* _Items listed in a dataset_
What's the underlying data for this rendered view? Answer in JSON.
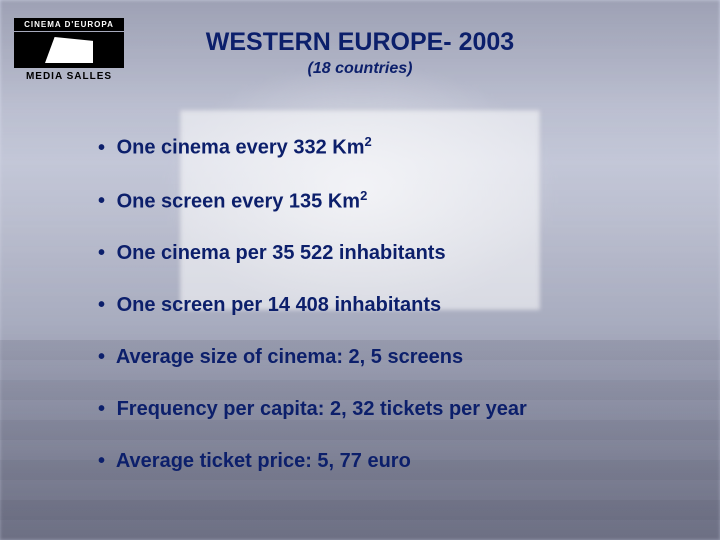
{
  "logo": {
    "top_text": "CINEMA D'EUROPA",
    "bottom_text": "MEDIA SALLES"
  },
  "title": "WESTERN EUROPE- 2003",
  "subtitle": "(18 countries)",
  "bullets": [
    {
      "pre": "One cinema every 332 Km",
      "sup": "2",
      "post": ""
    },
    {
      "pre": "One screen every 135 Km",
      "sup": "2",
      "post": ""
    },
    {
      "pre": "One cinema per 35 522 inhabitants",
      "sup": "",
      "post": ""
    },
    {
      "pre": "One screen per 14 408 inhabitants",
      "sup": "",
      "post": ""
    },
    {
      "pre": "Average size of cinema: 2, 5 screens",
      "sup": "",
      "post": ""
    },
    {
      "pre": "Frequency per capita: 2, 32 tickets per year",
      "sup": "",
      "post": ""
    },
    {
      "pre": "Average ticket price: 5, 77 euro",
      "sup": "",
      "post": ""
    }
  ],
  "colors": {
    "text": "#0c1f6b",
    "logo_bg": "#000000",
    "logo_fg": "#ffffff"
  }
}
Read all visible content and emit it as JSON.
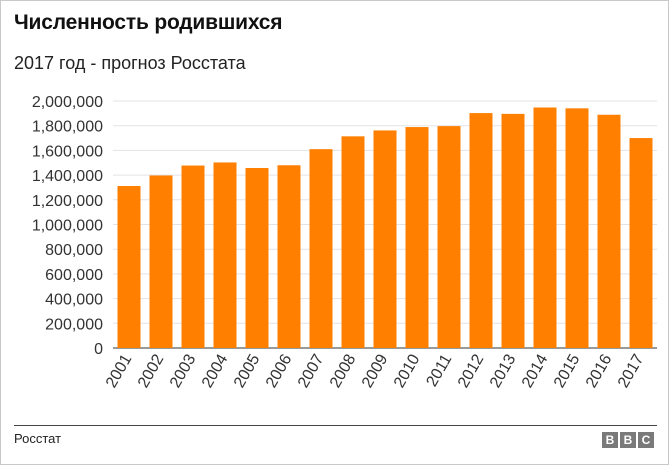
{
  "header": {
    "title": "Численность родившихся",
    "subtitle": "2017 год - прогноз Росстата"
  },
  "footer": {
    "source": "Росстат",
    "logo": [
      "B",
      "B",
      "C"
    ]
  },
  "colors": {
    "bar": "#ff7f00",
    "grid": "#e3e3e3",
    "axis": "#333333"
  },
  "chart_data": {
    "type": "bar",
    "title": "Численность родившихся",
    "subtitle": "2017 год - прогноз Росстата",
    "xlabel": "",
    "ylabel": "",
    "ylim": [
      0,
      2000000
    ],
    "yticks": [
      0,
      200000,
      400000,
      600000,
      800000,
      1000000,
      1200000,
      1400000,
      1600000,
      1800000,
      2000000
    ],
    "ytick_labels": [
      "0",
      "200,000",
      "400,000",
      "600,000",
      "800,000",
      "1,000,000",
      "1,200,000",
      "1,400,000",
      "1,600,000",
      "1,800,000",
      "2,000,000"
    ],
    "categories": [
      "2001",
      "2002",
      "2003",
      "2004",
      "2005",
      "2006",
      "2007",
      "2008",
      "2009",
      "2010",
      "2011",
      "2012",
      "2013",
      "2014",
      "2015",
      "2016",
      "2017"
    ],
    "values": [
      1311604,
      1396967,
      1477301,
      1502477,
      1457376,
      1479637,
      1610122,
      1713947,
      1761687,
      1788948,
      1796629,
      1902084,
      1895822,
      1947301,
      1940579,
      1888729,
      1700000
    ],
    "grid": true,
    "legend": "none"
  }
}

* _Exercise details_
Filter the data for the string "subtitle" and copy every line that has it.

* _The answer_
  "subtitle": "(18 countries)",
    "subtitle": "2017 год - прогноз Росстата"
    "subtitle": "2017 год - прогноз Росстата",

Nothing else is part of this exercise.